TASK PROMPT ▸
From the entries below, copy every line where the string "Roastbeef" appears.

SUPPLIED INFORMATION ▸
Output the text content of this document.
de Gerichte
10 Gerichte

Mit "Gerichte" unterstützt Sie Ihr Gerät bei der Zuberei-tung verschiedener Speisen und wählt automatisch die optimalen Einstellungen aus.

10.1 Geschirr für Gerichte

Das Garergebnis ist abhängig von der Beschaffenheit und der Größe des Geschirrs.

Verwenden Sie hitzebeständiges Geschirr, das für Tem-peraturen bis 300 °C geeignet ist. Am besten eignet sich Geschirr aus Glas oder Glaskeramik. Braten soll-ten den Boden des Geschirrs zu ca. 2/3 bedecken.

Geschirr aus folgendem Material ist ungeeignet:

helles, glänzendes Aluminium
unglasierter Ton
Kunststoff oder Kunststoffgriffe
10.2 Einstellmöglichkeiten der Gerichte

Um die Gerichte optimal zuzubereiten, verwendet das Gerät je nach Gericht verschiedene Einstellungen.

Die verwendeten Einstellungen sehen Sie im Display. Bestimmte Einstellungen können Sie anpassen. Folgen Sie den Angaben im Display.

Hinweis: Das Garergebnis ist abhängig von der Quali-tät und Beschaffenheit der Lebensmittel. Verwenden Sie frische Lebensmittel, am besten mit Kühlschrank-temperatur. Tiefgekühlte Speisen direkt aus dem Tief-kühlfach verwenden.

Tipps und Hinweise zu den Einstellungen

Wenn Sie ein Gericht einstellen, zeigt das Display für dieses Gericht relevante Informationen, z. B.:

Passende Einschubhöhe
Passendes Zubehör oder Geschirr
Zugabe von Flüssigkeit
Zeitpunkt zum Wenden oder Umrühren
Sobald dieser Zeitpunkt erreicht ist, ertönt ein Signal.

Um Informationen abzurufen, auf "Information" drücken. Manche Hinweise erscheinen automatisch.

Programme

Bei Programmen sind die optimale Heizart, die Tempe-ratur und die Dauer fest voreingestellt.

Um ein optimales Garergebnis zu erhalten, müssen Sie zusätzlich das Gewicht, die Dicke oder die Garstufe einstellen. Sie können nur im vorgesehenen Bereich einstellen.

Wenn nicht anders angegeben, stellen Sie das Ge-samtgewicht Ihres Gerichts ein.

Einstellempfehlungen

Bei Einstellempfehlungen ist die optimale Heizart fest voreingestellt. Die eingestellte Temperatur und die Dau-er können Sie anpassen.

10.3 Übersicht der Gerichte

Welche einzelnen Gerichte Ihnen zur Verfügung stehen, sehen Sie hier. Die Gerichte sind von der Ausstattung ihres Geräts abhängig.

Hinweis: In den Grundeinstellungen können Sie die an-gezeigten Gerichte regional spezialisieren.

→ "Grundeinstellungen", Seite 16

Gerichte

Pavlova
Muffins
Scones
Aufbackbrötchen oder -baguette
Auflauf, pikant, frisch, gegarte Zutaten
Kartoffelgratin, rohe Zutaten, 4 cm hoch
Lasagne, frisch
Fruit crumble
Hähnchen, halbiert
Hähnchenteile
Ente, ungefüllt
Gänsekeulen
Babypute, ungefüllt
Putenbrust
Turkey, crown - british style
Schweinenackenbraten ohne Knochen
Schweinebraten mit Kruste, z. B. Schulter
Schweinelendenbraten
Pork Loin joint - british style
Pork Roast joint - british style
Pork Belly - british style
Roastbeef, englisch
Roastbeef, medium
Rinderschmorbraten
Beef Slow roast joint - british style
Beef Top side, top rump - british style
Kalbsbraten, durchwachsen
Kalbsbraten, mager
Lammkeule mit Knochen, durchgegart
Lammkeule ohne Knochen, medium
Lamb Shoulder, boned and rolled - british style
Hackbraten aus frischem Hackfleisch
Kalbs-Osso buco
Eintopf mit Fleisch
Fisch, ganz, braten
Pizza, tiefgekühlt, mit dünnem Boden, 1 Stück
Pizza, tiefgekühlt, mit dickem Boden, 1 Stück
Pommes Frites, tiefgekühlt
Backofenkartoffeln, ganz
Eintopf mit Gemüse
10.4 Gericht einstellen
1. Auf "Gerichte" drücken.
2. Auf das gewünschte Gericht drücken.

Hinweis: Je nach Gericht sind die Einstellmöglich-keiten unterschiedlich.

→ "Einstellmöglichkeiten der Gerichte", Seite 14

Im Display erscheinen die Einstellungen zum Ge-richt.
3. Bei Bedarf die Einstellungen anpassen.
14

==

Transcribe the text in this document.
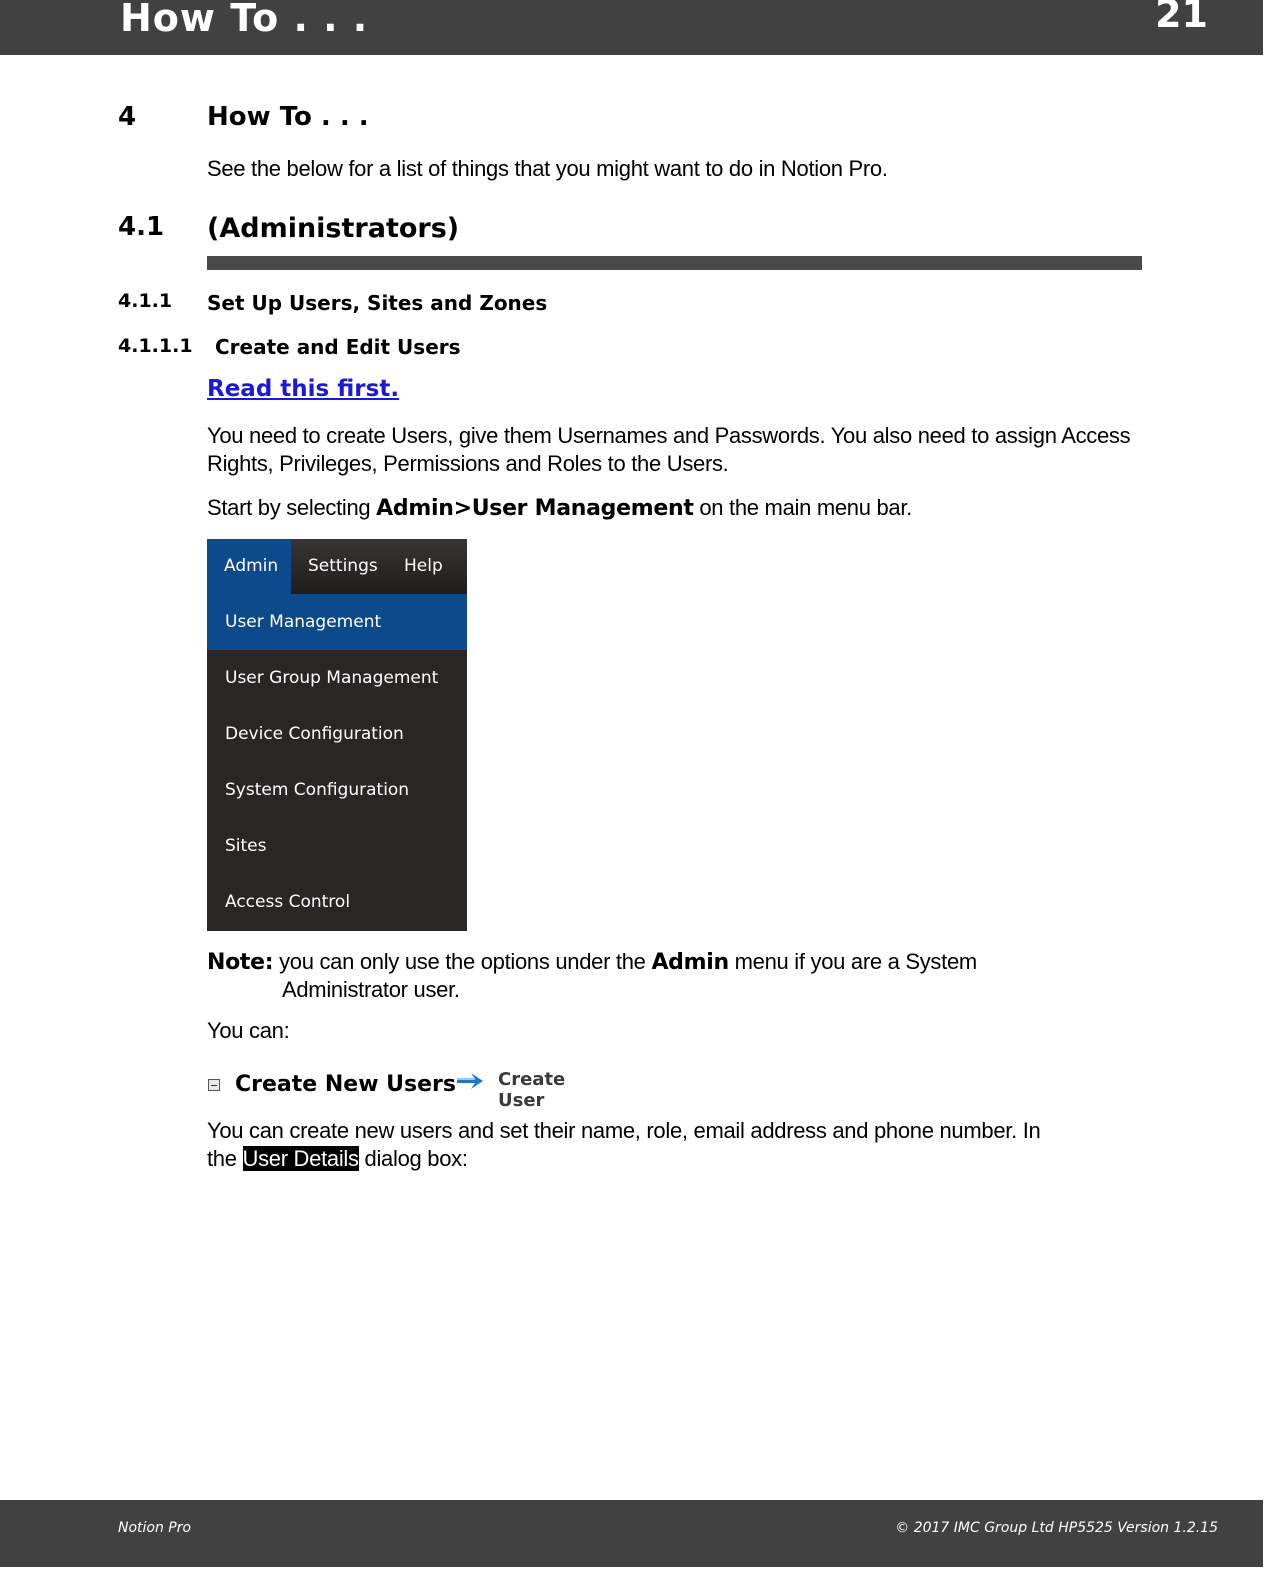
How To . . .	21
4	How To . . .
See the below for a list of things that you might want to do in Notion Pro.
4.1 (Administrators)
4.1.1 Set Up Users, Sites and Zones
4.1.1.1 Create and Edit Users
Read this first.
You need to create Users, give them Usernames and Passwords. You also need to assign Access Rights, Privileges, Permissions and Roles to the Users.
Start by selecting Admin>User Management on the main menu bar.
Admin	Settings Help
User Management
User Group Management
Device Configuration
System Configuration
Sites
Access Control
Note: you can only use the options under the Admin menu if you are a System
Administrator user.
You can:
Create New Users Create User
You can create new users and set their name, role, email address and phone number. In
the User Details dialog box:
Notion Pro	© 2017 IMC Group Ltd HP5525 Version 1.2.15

...

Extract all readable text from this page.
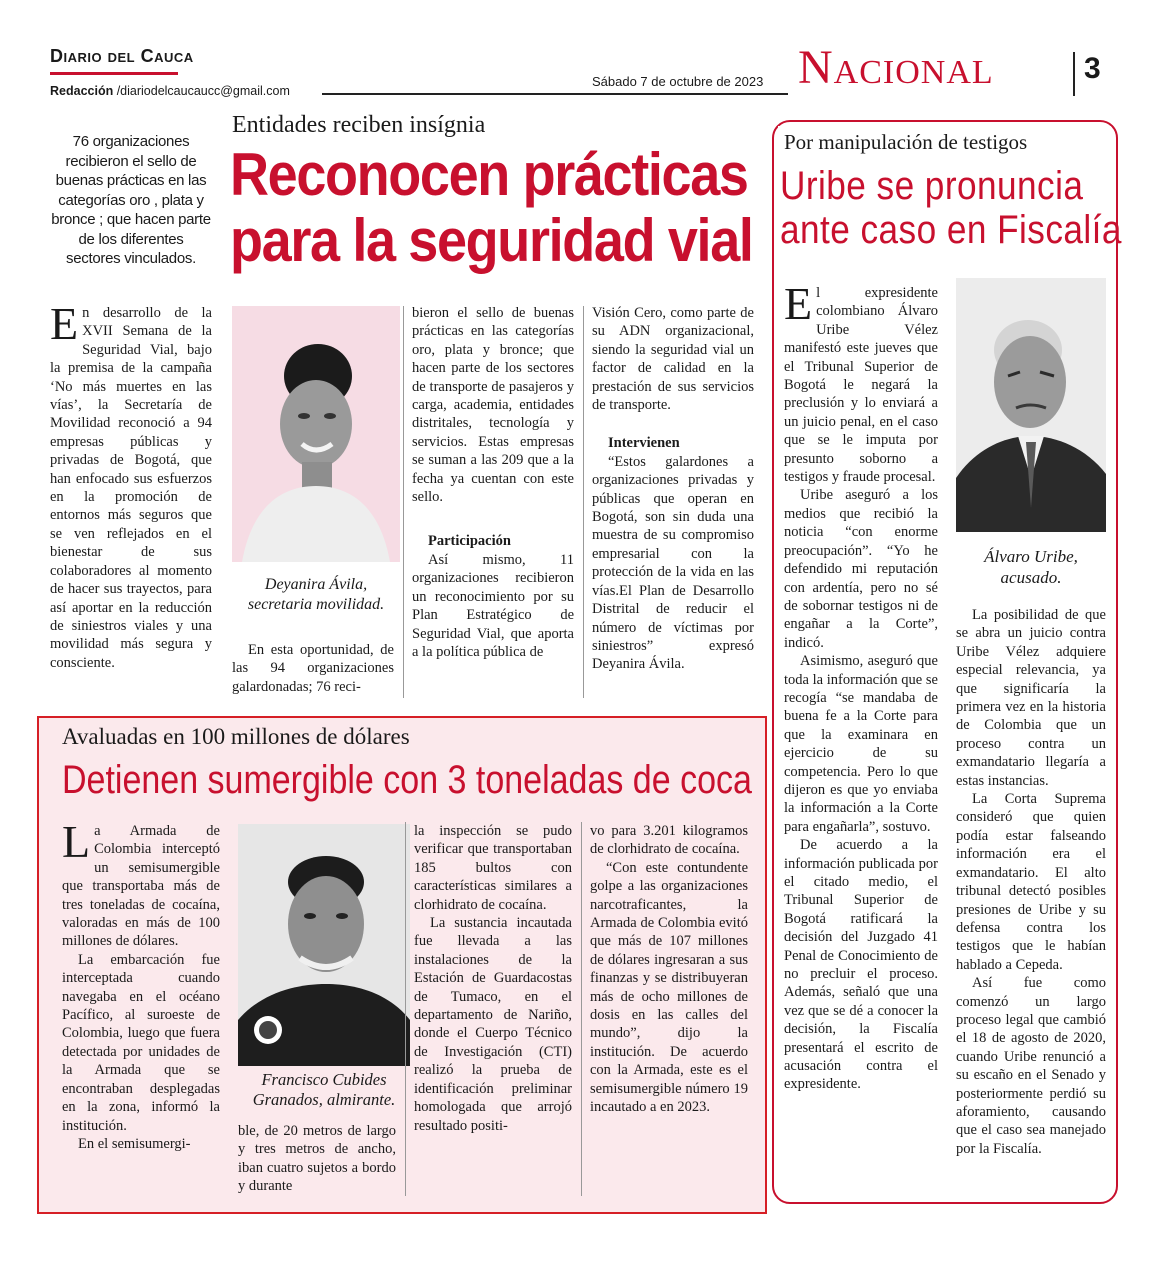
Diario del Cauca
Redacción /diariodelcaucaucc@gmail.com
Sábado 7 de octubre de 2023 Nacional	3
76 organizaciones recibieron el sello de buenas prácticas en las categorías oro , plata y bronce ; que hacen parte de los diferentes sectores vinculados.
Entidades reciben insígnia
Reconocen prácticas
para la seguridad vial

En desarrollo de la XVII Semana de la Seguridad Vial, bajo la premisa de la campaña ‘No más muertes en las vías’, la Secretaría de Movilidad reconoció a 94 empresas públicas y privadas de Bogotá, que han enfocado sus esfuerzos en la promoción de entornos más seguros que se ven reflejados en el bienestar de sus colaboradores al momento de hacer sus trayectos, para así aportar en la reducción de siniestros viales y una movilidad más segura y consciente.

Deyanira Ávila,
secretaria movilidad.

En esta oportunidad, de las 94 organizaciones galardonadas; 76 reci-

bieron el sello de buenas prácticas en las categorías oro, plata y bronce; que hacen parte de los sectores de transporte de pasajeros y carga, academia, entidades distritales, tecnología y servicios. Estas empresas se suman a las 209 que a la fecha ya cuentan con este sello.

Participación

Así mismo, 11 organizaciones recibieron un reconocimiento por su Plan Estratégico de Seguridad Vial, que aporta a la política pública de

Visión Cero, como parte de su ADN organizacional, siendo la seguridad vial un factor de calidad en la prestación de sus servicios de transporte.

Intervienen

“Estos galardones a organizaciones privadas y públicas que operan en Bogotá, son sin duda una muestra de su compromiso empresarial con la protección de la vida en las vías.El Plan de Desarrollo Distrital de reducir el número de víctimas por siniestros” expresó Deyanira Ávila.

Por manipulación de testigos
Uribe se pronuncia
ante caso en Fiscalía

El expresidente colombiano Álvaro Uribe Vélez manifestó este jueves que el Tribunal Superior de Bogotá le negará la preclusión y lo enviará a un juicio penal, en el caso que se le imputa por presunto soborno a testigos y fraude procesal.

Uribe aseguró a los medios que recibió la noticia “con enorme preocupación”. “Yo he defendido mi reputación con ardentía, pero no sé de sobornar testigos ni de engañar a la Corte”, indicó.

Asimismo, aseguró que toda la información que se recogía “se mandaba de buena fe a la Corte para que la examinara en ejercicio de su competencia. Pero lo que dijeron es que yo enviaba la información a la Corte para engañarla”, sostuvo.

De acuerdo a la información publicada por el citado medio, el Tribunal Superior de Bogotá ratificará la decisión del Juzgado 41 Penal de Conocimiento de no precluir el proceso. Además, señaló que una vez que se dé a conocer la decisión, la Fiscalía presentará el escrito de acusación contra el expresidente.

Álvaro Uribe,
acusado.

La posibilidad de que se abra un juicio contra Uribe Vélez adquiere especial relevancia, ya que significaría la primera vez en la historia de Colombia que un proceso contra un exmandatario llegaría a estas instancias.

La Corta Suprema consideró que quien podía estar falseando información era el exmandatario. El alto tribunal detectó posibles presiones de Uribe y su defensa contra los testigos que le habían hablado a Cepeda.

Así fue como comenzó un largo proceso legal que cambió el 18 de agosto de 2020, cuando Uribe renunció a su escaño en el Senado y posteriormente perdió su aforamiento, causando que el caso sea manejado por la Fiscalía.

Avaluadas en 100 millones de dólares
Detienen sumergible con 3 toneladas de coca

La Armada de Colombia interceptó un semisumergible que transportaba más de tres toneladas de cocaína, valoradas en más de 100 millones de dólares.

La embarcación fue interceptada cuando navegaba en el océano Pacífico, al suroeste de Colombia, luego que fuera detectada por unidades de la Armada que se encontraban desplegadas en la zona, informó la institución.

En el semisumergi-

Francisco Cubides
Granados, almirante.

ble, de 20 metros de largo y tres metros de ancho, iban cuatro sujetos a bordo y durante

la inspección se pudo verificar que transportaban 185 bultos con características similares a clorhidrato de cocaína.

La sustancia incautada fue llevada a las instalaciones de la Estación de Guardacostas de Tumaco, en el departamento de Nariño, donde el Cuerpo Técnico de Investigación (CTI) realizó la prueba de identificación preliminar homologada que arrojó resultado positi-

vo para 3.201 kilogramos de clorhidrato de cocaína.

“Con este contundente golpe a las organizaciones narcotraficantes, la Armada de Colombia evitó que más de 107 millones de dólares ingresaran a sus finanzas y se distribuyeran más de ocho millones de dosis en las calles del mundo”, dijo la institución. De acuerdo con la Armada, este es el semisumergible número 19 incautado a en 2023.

EXERCISE RESULT ▸
Roastbeef, englisch
Roastbeef, medium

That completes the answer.